§ What the exercise asks: In the copy, keep every record exact and leave out all images.

Extracted records

┏━━

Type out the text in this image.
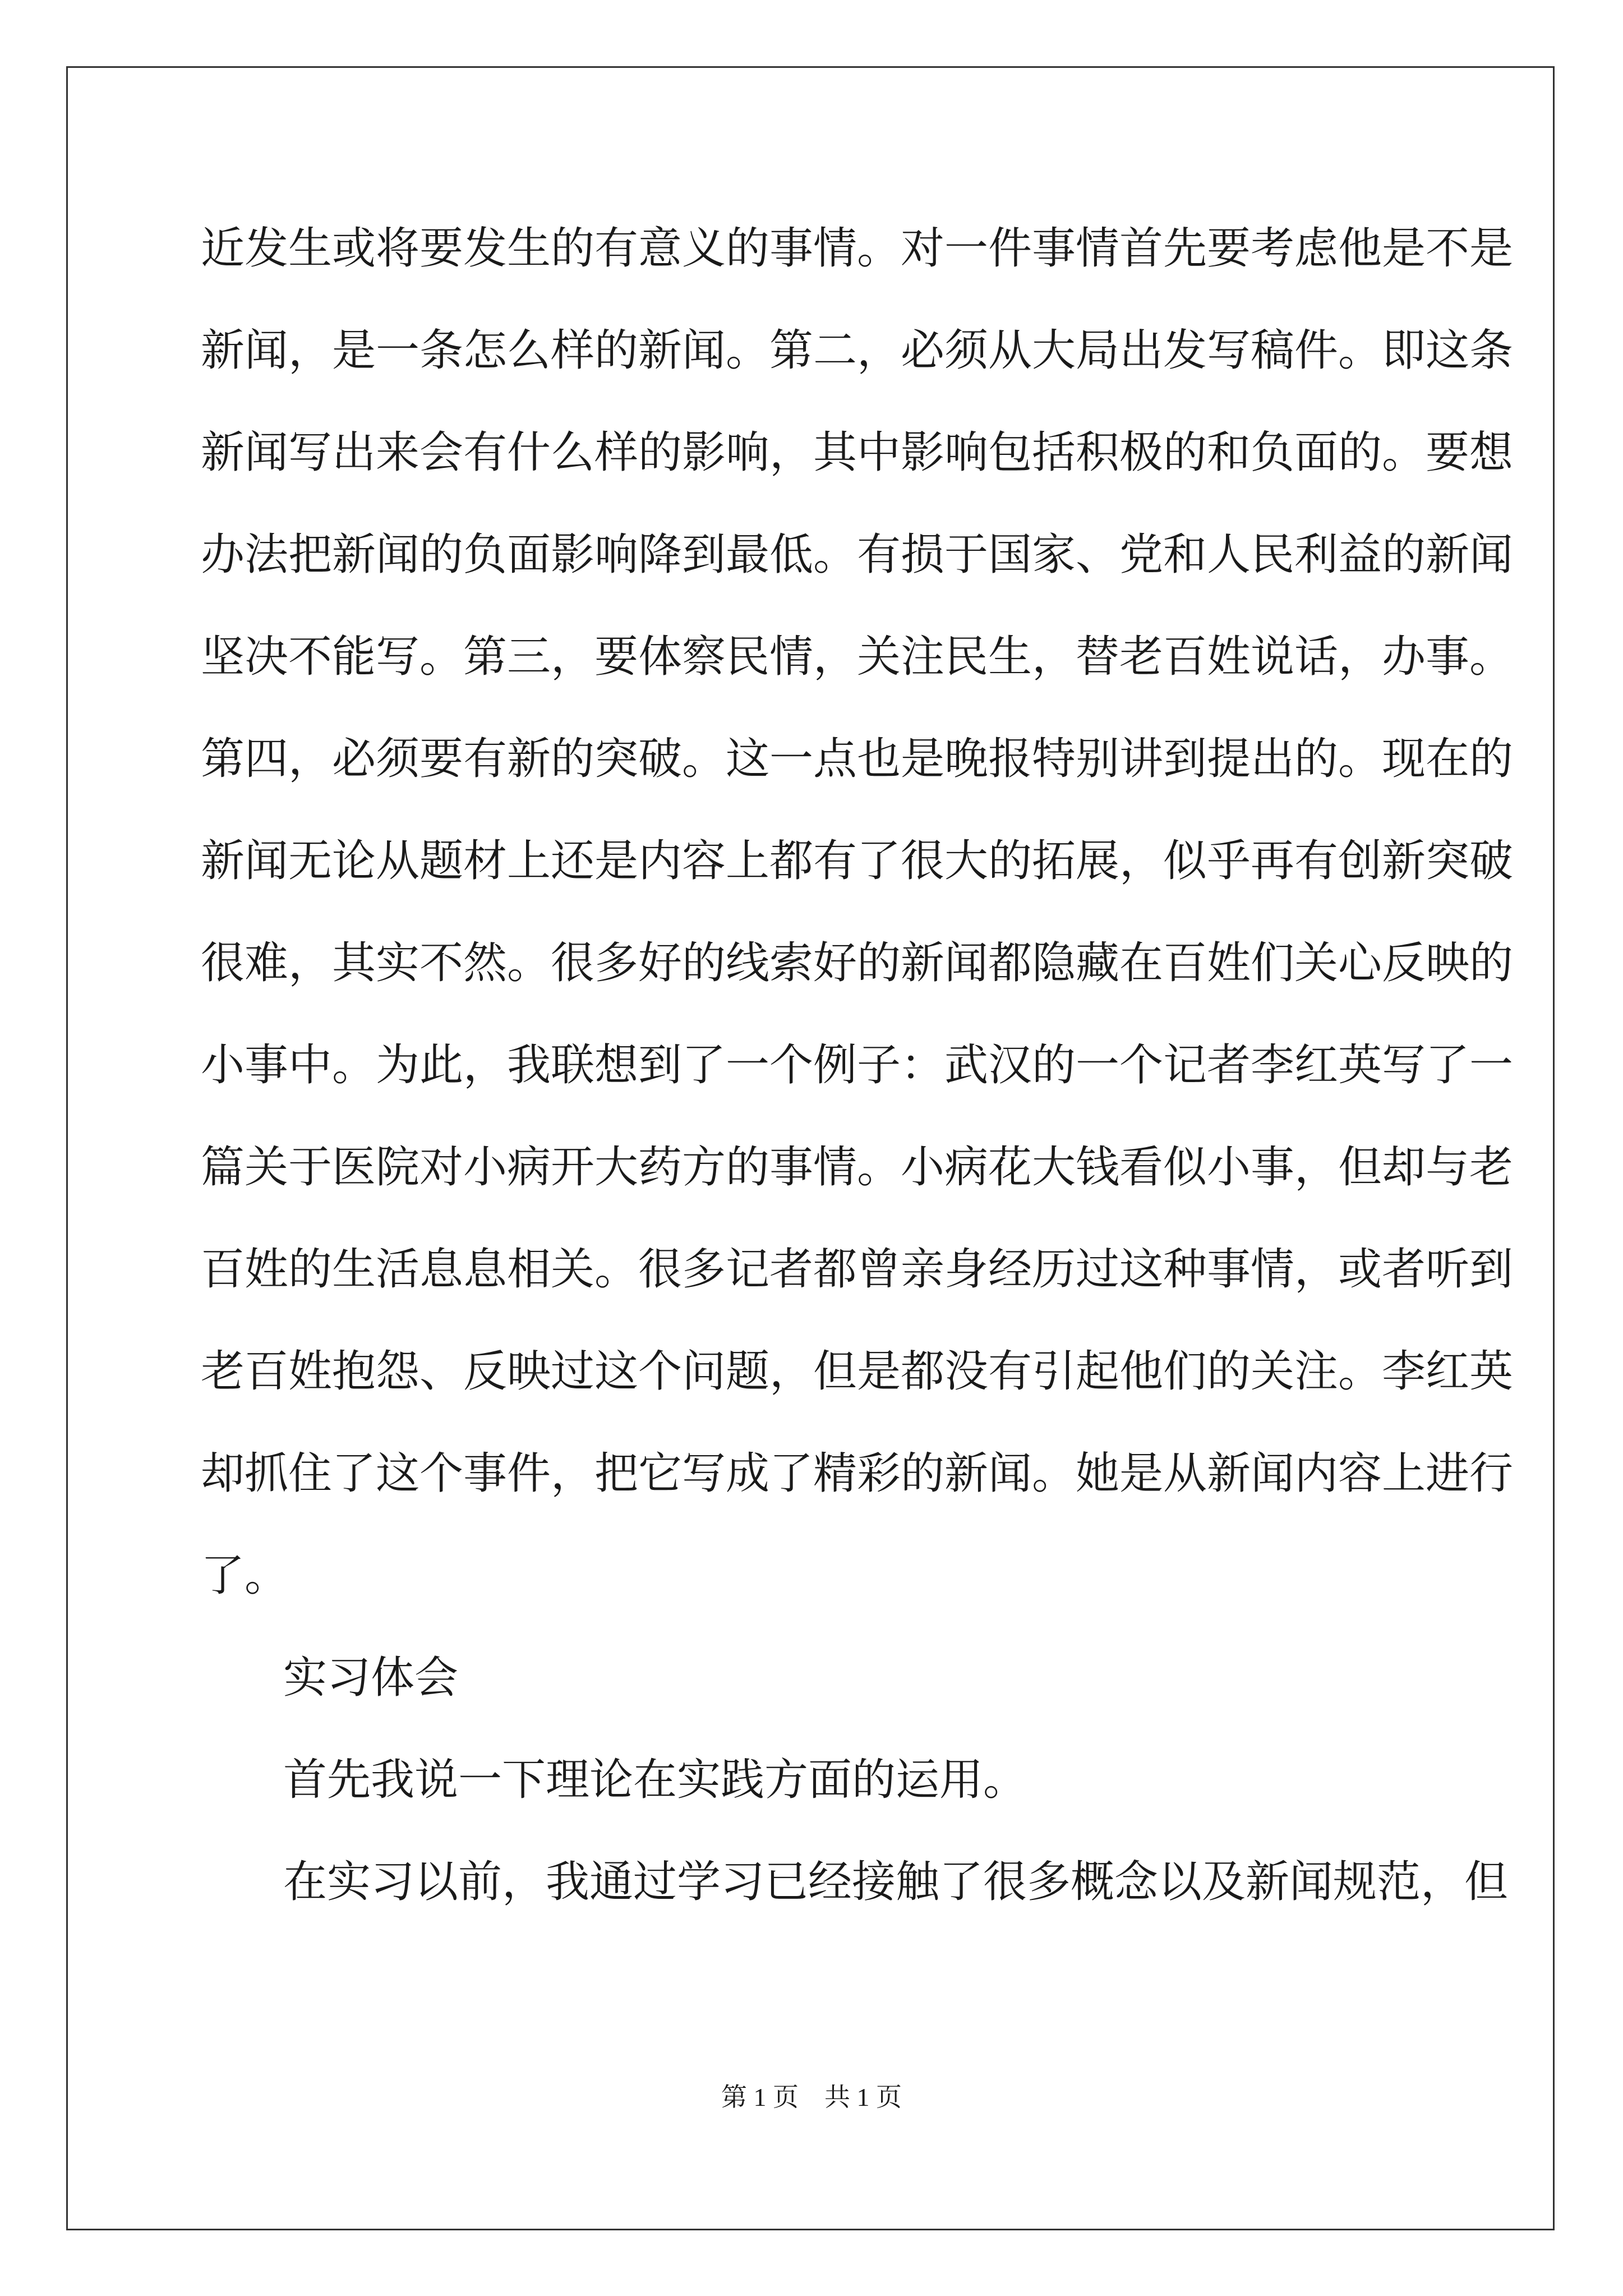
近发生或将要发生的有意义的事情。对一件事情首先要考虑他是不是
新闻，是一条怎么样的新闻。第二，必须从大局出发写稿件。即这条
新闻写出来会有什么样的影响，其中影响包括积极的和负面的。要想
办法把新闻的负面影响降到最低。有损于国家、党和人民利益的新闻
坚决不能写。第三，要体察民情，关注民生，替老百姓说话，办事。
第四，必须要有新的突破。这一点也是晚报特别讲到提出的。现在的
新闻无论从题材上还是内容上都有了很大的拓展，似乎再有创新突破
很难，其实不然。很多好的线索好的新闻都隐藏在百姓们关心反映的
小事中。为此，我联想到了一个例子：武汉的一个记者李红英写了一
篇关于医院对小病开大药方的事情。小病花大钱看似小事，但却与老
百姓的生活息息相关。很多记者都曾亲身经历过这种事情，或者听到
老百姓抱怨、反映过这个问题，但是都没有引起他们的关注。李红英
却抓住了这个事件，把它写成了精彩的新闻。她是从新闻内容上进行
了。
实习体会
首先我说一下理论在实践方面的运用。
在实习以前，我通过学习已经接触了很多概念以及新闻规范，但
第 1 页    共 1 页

┗━━

§ Output for this task:
Type out the text in this image.
近发生或将要发生的有意义的事情。对一件事情首先要考虑他是不是
新闻，是一条怎么样的新闻。第二，必须从大局出发写稿件。即这条
新闻写出来会有什么样的影响，其中影响包括积极的和负面的。要想
办法把新闻的负面影响降到最低。有损于国家、党和人民利益的新闻
坚决不能写。第三，要体察民情，关注民生，替老百姓说话，办事。
第四，必须要有新的突破。这一点也是晚报特别讲到提出的。现在的
新闻无论从题材上还是内容上都有了很大的拓展，似乎再有创新突破
很难，其实不然。很多好的线索好的新闻都隐藏在百姓们关心反映的
小事中。为此，我联想到了一个例子：武汉的一个记者李红英写了一
篇关于医院对小病开大药方的事情。小病花大钱看似小事，但却与老
百姓的生活息息相关。很多记者都曾亲身经历过这种事情，或者听到
老百姓抱怨、反映过这个问题，但是都没有引起他们的关注。李红英
却抓住了这个事件，把它写成了精彩的新闻。她是从新闻内容上进行
了。
实习体会
首先我说一下理论在实践方面的运用。
在实习以前，我通过学习已经接触了很多概念以及新闻规范，但
第 1 页    共 1 页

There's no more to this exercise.